[Begin Input data]
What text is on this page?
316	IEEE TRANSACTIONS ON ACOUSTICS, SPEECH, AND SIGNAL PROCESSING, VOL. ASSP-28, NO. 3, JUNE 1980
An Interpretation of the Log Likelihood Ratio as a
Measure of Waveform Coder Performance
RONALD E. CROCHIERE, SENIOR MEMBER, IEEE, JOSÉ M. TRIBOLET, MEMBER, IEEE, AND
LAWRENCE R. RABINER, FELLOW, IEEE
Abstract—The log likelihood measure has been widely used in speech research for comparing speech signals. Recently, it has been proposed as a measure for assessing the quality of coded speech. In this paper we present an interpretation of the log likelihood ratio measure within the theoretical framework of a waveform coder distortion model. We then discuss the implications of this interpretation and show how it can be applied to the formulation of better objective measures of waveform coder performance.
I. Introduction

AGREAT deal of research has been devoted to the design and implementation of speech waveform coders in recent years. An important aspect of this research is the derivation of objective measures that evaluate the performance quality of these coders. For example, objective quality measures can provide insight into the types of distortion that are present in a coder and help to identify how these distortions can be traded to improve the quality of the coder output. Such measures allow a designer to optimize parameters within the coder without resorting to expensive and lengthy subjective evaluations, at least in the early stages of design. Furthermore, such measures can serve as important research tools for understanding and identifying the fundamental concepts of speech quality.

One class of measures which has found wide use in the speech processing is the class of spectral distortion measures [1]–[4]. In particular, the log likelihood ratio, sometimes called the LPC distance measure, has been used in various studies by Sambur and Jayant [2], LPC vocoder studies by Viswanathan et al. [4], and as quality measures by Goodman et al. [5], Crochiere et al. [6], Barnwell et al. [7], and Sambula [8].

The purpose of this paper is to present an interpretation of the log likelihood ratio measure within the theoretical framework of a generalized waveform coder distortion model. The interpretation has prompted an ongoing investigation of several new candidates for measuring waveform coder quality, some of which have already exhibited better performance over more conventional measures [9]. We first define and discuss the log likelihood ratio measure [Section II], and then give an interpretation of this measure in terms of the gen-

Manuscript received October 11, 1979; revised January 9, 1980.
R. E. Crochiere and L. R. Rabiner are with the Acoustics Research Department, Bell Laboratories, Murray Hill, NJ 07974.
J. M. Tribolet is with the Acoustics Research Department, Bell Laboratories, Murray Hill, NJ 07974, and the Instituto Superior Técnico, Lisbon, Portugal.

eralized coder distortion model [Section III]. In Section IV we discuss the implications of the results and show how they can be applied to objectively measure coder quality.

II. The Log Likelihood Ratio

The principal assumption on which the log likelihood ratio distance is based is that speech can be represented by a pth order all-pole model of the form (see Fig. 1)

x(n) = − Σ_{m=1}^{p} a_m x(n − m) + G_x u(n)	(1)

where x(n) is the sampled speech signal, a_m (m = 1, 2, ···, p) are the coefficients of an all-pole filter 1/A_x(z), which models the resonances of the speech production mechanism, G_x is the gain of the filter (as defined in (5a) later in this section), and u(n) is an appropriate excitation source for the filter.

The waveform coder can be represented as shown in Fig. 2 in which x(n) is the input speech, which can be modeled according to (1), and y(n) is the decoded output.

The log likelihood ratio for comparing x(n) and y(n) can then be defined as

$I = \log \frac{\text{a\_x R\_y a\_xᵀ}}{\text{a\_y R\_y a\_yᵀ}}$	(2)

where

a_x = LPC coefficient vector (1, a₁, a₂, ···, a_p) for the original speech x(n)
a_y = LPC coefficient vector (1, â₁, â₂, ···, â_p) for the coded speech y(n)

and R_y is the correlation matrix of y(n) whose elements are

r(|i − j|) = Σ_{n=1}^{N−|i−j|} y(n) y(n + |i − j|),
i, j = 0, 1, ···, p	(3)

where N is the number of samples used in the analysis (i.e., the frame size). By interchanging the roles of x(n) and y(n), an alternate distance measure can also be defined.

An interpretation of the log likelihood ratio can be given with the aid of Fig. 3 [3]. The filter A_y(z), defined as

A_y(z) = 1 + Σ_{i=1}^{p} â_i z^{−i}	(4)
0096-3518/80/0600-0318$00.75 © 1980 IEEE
[End Input data]
Problem requirements - Show every line of the listing in which the string "text" can be found.

Answer to the task -
What text is on this page?
$I = \log \frac{\text{a\_x R\_y a\_xᵀ}}{\text{a\_y R\_y a\_yᵀ}}$	(2)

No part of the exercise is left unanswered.